#### Written task:
Work through the material below and count the lines holding the word "hiệu"; give that count and nothing more.

___ Material provided ___

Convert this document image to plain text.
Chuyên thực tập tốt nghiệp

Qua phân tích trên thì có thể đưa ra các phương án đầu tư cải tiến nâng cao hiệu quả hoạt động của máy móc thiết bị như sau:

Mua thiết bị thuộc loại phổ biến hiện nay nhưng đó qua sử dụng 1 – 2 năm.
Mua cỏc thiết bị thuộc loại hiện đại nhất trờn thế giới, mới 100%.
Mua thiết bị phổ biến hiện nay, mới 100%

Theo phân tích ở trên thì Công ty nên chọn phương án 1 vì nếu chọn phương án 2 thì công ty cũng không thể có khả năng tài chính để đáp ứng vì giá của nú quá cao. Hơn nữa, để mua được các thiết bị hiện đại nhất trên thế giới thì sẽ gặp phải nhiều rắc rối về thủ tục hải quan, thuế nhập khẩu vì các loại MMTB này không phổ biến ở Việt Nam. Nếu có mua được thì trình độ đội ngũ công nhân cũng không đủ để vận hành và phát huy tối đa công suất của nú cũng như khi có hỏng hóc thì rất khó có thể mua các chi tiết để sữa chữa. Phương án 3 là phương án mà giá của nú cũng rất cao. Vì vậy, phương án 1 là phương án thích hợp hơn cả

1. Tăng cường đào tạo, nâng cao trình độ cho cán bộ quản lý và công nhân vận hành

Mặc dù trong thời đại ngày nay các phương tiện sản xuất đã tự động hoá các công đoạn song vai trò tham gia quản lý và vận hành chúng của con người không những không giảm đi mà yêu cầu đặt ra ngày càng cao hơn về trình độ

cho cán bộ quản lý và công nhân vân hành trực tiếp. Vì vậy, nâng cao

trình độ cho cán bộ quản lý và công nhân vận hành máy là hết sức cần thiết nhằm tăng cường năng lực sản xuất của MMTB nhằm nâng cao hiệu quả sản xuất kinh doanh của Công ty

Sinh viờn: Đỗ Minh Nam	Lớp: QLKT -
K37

___

#### Expected answer:
2